_OBJECTIVE:_
Search the material for "grid" and show all lines that contain it.

_INPUT ROWS:_
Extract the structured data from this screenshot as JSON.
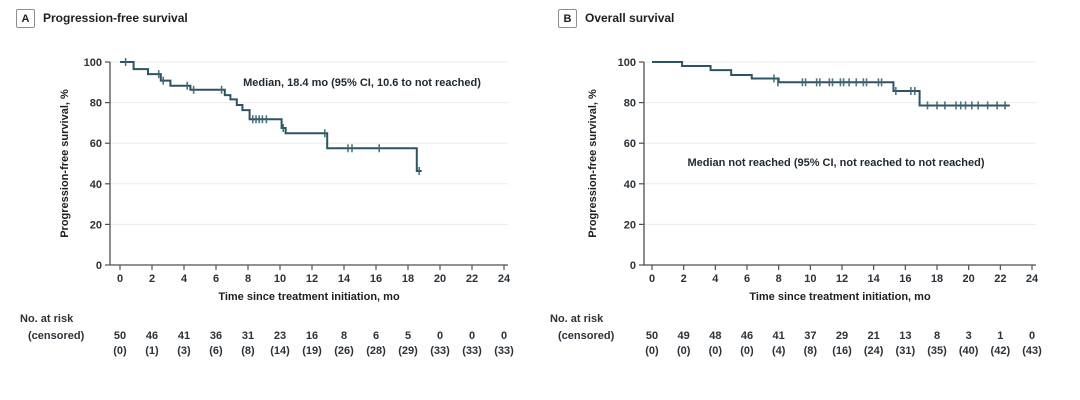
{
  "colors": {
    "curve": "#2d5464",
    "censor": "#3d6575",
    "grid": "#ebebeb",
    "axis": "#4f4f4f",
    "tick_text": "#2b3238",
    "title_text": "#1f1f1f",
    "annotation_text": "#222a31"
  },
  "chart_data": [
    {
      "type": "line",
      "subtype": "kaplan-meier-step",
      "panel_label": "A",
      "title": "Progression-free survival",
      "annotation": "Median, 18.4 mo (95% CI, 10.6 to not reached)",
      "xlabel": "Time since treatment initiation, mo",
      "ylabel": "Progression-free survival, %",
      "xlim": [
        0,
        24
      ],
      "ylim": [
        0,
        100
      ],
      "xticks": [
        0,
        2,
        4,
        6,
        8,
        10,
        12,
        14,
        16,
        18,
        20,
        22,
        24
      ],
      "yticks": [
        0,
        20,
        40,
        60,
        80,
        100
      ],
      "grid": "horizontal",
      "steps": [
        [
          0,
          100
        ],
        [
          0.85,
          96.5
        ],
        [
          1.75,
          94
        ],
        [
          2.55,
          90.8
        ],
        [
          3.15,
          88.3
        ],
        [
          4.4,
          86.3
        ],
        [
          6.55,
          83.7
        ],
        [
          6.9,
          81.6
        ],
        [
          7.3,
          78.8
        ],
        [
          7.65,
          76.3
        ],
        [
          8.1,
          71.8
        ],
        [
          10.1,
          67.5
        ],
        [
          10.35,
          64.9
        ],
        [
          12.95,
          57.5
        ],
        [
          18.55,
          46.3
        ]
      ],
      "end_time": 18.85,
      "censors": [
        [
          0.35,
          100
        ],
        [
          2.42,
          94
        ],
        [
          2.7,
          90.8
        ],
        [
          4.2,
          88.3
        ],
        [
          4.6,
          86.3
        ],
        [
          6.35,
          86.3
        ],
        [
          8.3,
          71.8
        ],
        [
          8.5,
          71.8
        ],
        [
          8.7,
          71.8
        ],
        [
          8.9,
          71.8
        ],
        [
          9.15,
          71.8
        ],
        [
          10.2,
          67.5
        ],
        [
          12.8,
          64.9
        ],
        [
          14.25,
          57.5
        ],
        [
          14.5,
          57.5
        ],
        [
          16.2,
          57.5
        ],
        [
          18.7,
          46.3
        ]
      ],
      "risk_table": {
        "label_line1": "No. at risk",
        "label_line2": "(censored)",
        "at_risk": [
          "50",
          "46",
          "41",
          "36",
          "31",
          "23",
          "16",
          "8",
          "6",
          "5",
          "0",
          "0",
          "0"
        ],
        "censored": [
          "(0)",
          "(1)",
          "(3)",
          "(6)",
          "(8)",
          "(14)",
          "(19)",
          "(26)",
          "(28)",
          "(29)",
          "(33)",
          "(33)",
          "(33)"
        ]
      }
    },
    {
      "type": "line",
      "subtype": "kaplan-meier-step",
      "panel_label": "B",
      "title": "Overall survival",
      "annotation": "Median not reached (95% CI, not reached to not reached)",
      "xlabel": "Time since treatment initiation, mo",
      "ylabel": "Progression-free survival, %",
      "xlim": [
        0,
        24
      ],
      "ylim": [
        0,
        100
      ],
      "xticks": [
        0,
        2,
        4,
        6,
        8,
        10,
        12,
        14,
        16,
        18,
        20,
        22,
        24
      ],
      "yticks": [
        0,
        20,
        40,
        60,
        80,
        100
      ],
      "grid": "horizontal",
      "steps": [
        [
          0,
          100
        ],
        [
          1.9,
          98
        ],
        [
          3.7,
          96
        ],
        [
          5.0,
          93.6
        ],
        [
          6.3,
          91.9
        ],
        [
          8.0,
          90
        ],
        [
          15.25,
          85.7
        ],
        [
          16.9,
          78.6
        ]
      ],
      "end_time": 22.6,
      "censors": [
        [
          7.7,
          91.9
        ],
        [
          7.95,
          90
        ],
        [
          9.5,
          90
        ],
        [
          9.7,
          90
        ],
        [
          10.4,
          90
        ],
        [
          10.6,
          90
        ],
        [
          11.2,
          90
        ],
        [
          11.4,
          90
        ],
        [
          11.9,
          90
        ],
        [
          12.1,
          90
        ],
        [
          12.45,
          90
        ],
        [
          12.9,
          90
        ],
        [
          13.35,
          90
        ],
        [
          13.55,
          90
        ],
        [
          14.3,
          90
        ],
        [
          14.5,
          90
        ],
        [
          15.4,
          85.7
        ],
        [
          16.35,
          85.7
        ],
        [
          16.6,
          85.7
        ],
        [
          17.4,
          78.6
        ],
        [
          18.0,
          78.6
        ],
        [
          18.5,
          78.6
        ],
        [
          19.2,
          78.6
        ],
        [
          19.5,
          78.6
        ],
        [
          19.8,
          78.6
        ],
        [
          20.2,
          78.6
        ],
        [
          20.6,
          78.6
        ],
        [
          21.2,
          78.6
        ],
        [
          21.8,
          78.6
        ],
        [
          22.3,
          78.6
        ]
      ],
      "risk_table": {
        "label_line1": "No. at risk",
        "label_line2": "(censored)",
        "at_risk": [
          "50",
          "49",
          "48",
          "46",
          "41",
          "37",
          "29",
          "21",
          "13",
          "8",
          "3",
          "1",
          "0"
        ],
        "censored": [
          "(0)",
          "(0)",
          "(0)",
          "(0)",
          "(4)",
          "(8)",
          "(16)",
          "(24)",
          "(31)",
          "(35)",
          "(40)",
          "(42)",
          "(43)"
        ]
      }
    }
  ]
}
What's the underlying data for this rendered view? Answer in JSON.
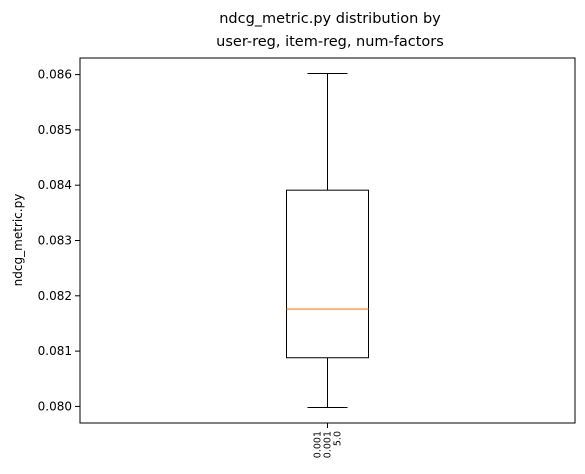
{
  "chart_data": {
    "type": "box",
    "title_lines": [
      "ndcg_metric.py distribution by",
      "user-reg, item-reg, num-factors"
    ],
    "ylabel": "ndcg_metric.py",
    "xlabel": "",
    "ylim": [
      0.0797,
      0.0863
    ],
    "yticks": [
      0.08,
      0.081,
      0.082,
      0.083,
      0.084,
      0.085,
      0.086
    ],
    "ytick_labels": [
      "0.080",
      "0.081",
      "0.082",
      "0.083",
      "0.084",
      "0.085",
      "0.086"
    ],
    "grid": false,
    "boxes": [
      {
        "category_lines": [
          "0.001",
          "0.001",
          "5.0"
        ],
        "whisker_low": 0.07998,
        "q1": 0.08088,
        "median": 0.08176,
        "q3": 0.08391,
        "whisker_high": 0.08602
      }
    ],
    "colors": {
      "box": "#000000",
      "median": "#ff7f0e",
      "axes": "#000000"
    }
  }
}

_EXERCISE RESULT:_
    "grid": "#ebebeb",
      "grid": "horizontal",
      "grid": "horizontal",
    "grid": false,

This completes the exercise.